[PROBLEM DETAILS] Return the records word for word. Any pictures in them are not part of the copy.

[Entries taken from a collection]
+++

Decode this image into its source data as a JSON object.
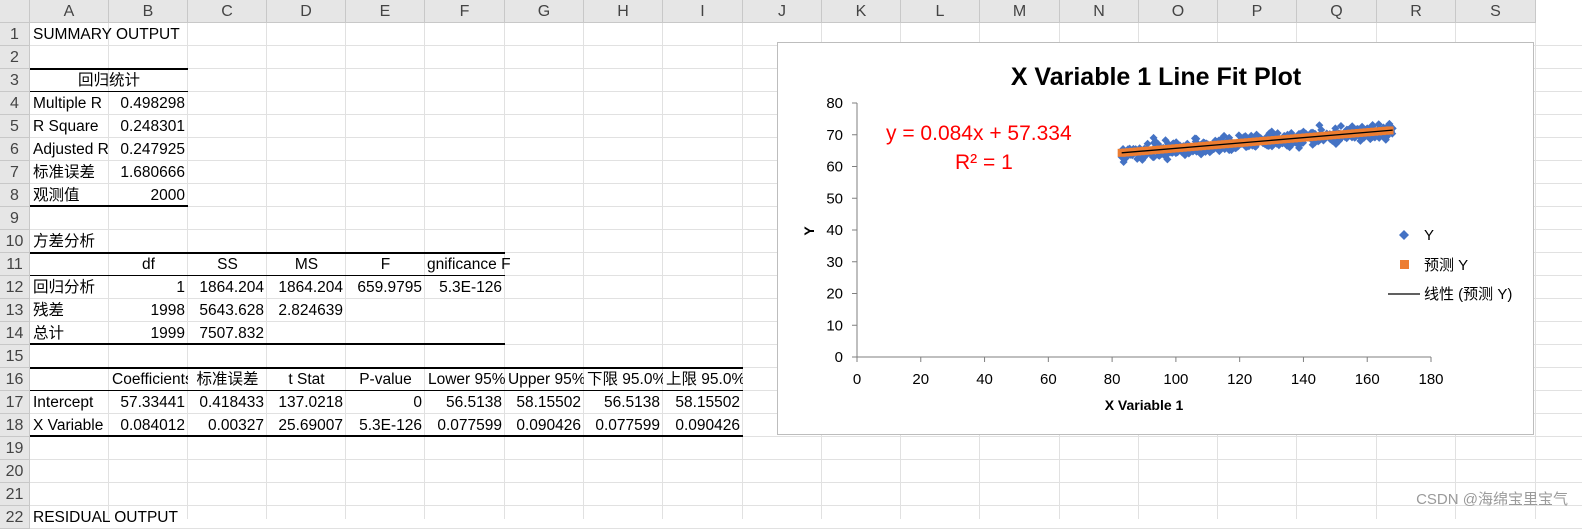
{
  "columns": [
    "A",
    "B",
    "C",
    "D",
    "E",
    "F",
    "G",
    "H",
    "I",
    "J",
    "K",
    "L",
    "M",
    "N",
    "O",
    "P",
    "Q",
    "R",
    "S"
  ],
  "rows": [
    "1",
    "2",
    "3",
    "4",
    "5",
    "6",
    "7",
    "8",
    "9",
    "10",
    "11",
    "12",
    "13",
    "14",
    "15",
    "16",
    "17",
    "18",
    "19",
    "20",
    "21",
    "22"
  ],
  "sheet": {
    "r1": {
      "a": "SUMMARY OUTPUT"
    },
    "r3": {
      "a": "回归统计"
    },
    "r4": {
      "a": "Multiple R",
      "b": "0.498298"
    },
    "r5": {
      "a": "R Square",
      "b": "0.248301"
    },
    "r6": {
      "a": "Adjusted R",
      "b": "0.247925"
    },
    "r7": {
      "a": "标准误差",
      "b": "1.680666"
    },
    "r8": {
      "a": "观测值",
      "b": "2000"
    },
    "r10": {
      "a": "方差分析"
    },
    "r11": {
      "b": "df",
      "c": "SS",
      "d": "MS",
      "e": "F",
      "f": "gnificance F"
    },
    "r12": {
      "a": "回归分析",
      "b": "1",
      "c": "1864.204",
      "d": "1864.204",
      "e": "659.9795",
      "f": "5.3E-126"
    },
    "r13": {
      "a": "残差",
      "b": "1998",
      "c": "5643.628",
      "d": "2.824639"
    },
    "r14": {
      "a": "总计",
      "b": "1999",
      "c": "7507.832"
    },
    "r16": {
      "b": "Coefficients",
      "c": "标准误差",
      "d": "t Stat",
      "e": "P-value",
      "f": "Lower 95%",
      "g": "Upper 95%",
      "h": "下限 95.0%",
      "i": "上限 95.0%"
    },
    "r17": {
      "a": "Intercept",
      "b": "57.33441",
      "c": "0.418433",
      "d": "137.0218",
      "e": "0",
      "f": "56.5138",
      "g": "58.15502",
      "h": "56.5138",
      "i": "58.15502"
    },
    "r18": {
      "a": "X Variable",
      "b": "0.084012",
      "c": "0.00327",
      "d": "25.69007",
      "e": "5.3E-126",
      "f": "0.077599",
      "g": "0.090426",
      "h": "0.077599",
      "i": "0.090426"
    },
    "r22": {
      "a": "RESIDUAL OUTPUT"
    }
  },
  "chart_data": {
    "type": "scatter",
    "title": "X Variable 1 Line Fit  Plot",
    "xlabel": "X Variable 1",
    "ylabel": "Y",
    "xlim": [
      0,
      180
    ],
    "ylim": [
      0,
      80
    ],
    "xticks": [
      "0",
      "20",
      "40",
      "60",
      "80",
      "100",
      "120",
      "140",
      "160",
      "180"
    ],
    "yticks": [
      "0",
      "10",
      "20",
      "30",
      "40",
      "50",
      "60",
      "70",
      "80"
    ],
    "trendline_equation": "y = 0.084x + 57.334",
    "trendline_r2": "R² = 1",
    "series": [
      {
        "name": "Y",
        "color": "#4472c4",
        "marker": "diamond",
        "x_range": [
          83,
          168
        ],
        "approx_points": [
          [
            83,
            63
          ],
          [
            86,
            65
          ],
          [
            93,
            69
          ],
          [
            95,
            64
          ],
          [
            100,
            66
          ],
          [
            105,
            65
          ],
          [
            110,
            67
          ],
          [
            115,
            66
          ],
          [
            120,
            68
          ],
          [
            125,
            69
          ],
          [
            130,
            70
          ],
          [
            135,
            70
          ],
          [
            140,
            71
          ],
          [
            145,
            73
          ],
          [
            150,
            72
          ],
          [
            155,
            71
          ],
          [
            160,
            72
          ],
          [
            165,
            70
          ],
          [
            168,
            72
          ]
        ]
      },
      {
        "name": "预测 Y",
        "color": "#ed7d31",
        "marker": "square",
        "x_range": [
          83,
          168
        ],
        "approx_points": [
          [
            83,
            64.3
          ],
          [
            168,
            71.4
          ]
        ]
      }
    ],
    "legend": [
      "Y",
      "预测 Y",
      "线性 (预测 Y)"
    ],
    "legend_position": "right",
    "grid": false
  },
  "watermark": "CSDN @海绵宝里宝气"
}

+++

[WRITTEN RESPONSE]
Decode this image into its source data as a JSON object.
{
  "columns": [
    "A",
    "B",
    "C",
    "D",
    "E",
    "F",
    "G",
    "H",
    "I",
    "J",
    "K",
    "L",
    "M",
    "N",
    "O",
    "P",
    "Q",
    "R",
    "S"
  ],
  "rows": [
    "1",
    "2",
    "3",
    "4",
    "5",
    "6",
    "7",
    "8",
    "9",
    "10",
    "11",
    "12",
    "13",
    "14",
    "15",
    "16",
    "17",
    "18",
    "19",
    "20",
    "21",
    "22"
  ],
  "sheet": {
    "r1": {
      "a": "SUMMARY OUTPUT"
    },
    "r3": {
      "a": "回归统计"
    },
    "r4": {
      "a": "Multiple R",
      "b": "0.498298"
    },
    "r5": {
      "a": "R Square",
      "b": "0.248301"
    },
    "r6": {
      "a": "Adjusted R",
      "b": "0.247925"
    },
    "r7": {
      "a": "标准误差",
      "b": "1.680666"
    },
    "r8": {
      "a": "观测值",
      "b": "2000"
    },
    "r10": {
      "a": "方差分析"
    },
    "r11": {
      "b": "df",
      "c": "SS",
      "d": "MS",
      "e": "F",
      "f": "gnificance F"
    },
    "r12": {
      "a": "回归分析",
      "b": "1",
      "c": "1864.204",
      "d": "1864.204",
      "e": "659.9795",
      "f": "5.3E-126"
    },
    "r13": {
      "a": "残差",
      "b": "1998",
      "c": "5643.628",
      "d": "2.824639"
    },
    "r14": {
      "a": "总计",
      "b": "1999",
      "c": "7507.832"
    },
    "r16": {
      "b": "Coefficients",
      "c": "标准误差",
      "d": "t Stat",
      "e": "P-value",
      "f": "Lower 95%",
      "g": "Upper 95%",
      "h": "下限 95.0%",
      "i": "上限 95.0%"
    },
    "r17": {
      "a": "Intercept",
      "b": "57.33441",
      "c": "0.418433",
      "d": "137.0218",
      "e": "0",
      "f": "56.5138",
      "g": "58.15502",
      "h": "56.5138",
      "i": "58.15502"
    },
    "r18": {
      "a": "X Variable",
      "b": "0.084012",
      "c": "0.00327",
      "d": "25.69007",
      "e": "5.3E-126",
      "f": "0.077599",
      "g": "0.090426",
      "h": "0.077599",
      "i": "0.090426"
    },
    "r22": {
      "a": "RESIDUAL OUTPUT"
    }
  },
  "chart_data": {
    "type": "scatter",
    "title": "X Variable 1 Line Fit  Plot",
    "xlabel": "X Variable 1",
    "ylabel": "Y",
    "xlim": [
      0,
      180
    ],
    "ylim": [
      0,
      80
    ],
    "xticks": [
      "0",
      "20",
      "40",
      "60",
      "80",
      "100",
      "120",
      "140",
      "160",
      "180"
    ],
    "yticks": [
      "0",
      "10",
      "20",
      "30",
      "40",
      "50",
      "60",
      "70",
      "80"
    ],
    "trendline_equation": "y = 0.084x + 57.334",
    "trendline_r2": "R² = 1",
    "series": [
      {
        "name": "Y",
        "color": "#4472c4",
        "marker": "diamond",
        "x_range": [
          83,
          168
        ],
        "approx_points": [
          [
            83,
            63
          ],
          [
            86,
            65
          ],
          [
            93,
            69
          ],
          [
            95,
            64
          ],
          [
            100,
            66
          ],
          [
            105,
            65
          ],
          [
            110,
            67
          ],
          [
            115,
            66
          ],
          [
            120,
            68
          ],
          [
            125,
            69
          ],
          [
            130,
            70
          ],
          [
            135,
            70
          ],
          [
            140,
            71
          ],
          [
            145,
            73
          ],
          [
            150,
            72
          ],
          [
            155,
            71
          ],
          [
            160,
            72
          ],
          [
            165,
            70
          ],
          [
            168,
            72
          ]
        ]
      },
      {
        "name": "预测 Y",
        "color": "#ed7d31",
        "marker": "square",
        "x_range": [
          83,
          168
        ],
        "approx_points": [
          [
            83,
            64.3
          ],
          [
            168,
            71.4
          ]
        ]
      }
    ],
    "legend": [
      "Y",
      "预测 Y",
      "线性 (预测 Y)"
    ],
    "legend_position": "right",
    "grid": false
  },
  "watermark": "CSDN @海绵宝里宝气"
}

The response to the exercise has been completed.